## What is asked:
Write the data out again in full, with no departure from the original.

## Records for the task:
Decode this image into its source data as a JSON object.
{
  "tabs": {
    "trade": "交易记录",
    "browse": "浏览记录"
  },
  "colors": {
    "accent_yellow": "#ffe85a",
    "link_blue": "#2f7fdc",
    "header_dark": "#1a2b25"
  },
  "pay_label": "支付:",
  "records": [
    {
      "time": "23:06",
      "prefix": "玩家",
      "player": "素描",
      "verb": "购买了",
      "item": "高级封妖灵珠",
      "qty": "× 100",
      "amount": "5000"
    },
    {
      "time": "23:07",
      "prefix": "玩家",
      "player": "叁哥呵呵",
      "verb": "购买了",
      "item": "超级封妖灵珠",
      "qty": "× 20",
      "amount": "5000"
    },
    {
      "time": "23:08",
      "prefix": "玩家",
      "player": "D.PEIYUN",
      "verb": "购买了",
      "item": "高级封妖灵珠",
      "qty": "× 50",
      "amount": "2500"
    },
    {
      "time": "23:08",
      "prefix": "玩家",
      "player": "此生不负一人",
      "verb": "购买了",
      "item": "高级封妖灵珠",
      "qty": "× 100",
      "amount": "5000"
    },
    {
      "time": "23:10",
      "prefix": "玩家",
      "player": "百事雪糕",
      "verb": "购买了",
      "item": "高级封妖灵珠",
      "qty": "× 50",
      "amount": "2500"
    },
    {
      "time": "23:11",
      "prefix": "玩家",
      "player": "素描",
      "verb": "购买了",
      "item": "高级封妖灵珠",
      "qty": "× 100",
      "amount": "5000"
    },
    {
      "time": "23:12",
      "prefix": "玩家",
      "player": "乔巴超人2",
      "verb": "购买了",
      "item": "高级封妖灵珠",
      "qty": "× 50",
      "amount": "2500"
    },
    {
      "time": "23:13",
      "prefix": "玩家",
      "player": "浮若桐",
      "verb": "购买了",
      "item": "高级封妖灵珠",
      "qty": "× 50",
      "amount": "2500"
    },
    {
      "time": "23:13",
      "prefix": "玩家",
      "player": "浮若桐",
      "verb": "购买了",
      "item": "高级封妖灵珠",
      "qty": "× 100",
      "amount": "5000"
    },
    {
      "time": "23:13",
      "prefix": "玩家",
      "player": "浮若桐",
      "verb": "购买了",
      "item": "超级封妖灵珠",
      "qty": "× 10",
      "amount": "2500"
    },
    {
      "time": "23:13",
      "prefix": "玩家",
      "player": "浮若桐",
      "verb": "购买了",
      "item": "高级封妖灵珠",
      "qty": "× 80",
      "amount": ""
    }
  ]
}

## Answer to this problem:
Decode this image into its source data as a JSON object.
{
  "tabs": {
    "trade": "交易记录",
    "browse": "浏览记录"
  },
  "colors": {
    "accent_yellow": "#ffe85a",
    "link_blue": "#2f7fdc",
    "header_dark": "#1a2b25"
  },
  "pay_label": "支付:",
  "records": [
    {
      "time": "23:06",
      "prefix": "玩家",
      "player": "素描",
      "verb": "购买了",
      "item": "高级封妖灵珠",
      "qty": "× 100",
      "amount": "5000"
    },
    {
      "time": "23:07",
      "prefix": "玩家",
      "player": "叁哥呵呵",
      "verb": "购买了",
      "item": "超级封妖灵珠",
      "qty": "× 20",
      "amount": "5000"
    },
    {
      "time": "23:08",
      "prefix": "玩家",
      "player": "D.PEIYUN",
      "verb": "购买了",
      "item": "高级封妖灵珠",
      "qty": "× 50",
      "amount": "2500"
    },
    {
      "time": "23:08",
      "prefix": "玩家",
      "player": "此生不负一人",
      "verb": "购买了",
      "item": "高级封妖灵珠",
      "qty": "× 100",
      "amount": "5000"
    },
    {
      "time": "23:10",
      "prefix": "玩家",
      "player": "百事雪糕",
      "verb": "购买了",
      "item": "高级封妖灵珠",
      "qty": "× 50",
      "amount": "2500"
    },
    {
      "time": "23:11",
      "prefix": "玩家",
      "player": "素描",
      "verb": "购买了",
      "item": "高级封妖灵珠",
      "qty": "× 100",
      "amount": "5000"
    },
    {
      "time": "23:12",
      "prefix": "玩家",
      "player": "乔巴超人2",
      "verb": "购买了",
      "item": "高级封妖灵珠",
      "qty": "× 50",
      "amount": "2500"
    },
    {
      "time": "23:13",
      "prefix": "玩家",
      "player": "浮若桐",
      "verb": "购买了",
      "item": "高级封妖灵珠",
      "qty": "× 50",
      "amount": "2500"
    },
    {
      "time": "23:13",
      "prefix": "玩家",
      "player": "浮若桐",
      "verb": "购买了",
      "item": "高级封妖灵珠",
      "qty": "× 100",
      "amount": "5000"
    },
    {
      "time": "23:13",
      "prefix": "玩家",
      "player": "浮若桐",
      "verb": "购买了",
      "item": "超级封妖灵珠",
      "qty": "× 10",
      "amount": "2500"
    },
    {
      "time": "23:13",
      "prefix": "玩家",
      "player": "浮若桐",
      "verb": "购买了",
      "item": "高级封妖灵珠",
      "qty": "× 80",
      "amount": ""
    }
  ]
}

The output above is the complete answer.